__INSTRUCTIONS TO FOLLOW__: Could you copy every line from the material below in which "Blvd" appears?

__SUPPLIED DATA__:
○ ○ ○ ○ ○ ○ ○
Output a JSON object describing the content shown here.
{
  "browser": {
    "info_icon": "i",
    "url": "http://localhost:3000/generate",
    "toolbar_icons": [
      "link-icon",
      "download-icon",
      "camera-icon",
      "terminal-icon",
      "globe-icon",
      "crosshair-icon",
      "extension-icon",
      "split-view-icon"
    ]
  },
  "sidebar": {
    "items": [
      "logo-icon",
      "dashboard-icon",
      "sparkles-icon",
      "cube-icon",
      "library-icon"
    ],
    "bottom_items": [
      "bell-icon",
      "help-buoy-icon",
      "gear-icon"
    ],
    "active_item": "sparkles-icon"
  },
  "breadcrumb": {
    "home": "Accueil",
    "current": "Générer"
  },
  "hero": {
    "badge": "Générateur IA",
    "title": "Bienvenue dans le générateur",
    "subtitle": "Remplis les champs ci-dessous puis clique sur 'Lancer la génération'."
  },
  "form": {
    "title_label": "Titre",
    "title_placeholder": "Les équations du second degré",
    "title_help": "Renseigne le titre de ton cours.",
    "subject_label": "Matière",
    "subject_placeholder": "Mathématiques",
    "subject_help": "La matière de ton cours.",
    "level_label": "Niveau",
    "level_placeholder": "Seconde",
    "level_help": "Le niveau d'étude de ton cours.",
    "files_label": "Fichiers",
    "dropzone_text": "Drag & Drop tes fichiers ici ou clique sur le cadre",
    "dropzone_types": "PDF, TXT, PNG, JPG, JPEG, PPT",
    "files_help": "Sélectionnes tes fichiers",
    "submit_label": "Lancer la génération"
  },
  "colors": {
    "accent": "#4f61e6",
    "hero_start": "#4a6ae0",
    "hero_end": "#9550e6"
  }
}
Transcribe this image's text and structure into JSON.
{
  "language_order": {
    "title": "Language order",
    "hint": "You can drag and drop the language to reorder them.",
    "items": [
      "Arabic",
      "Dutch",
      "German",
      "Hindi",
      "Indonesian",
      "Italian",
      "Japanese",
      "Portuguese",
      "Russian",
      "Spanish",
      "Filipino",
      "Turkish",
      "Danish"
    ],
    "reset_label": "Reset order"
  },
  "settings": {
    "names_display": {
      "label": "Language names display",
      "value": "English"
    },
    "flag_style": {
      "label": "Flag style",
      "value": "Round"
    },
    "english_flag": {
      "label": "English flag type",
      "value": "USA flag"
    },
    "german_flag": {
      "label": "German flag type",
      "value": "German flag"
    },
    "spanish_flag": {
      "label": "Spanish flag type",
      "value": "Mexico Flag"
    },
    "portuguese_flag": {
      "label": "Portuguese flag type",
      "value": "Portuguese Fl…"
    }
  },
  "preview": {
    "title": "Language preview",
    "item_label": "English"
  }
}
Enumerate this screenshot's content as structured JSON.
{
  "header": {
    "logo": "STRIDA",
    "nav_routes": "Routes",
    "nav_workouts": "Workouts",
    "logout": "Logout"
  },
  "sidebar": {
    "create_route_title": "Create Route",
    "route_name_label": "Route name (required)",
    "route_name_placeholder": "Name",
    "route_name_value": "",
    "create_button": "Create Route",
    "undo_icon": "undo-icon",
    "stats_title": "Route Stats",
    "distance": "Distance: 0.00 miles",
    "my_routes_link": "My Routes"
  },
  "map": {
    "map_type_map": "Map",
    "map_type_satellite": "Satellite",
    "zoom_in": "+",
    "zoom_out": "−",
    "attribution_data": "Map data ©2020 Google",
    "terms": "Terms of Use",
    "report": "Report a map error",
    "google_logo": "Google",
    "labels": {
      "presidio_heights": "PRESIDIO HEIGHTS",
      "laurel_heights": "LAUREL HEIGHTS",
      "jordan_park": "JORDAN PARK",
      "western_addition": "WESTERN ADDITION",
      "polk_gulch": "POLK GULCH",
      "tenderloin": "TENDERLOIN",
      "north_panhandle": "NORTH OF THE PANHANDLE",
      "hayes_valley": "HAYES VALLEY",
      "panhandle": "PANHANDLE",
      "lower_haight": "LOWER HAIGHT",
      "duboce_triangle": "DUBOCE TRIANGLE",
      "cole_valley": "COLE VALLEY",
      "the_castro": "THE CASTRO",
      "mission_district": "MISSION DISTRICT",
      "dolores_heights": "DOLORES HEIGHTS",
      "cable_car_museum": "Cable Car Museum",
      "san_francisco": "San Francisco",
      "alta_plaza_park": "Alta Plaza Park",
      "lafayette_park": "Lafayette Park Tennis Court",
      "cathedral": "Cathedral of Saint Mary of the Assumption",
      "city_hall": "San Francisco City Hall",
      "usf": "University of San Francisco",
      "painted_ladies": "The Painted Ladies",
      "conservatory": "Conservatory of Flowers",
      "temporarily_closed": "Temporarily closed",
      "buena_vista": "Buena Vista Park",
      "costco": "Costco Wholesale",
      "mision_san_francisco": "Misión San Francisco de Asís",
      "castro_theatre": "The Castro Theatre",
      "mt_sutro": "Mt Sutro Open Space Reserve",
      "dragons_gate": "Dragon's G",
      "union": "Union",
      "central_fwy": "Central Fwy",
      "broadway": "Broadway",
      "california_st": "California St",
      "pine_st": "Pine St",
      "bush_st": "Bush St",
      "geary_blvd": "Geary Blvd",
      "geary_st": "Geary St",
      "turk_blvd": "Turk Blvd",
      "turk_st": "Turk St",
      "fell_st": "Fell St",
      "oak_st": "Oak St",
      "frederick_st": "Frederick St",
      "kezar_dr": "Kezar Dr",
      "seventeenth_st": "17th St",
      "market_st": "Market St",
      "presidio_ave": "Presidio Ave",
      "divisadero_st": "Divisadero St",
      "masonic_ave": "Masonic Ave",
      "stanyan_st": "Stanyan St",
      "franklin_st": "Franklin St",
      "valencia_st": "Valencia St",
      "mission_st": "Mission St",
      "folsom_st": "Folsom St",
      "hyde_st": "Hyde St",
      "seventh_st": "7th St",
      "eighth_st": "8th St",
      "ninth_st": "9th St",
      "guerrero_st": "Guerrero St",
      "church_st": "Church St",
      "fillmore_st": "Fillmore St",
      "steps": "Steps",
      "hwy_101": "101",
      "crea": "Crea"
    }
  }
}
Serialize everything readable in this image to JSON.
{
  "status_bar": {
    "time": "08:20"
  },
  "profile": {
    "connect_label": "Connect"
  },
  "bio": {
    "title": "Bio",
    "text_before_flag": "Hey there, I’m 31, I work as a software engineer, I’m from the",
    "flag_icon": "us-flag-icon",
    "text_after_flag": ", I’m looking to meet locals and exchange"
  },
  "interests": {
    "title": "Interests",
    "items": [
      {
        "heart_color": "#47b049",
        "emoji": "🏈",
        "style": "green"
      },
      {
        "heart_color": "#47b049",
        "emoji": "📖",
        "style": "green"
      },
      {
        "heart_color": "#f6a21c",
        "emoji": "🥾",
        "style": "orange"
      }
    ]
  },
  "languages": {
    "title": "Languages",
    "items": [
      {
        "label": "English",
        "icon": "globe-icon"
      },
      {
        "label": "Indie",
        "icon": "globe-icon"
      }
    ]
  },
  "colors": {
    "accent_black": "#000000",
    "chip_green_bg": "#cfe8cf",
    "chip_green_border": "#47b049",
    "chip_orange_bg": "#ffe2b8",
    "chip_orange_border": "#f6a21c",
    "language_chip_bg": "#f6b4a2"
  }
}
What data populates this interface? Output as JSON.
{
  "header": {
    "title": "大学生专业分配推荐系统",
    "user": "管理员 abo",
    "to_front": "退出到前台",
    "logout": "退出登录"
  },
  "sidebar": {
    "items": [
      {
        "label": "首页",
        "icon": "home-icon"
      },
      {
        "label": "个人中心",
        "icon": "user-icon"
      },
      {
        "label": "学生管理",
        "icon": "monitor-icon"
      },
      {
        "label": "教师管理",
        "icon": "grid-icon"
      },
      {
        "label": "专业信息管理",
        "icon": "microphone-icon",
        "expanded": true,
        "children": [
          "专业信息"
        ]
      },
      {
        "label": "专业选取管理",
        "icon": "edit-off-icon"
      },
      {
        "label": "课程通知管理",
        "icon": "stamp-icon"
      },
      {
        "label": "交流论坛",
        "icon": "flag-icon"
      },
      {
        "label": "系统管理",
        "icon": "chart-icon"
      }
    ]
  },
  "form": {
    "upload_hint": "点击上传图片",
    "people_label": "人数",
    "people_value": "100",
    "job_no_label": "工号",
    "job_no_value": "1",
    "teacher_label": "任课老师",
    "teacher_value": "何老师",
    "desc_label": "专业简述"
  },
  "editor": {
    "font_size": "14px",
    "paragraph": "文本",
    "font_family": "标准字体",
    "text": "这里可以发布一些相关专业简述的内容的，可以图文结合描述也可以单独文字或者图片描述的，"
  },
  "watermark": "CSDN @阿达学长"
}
○ ○ ○ ○ ○ ○ ○
__RESULT FOR THIS EXERCISE__:
      "geary_blvd": "Geary Blvd",
      "turk_blvd": "Turk Blvd",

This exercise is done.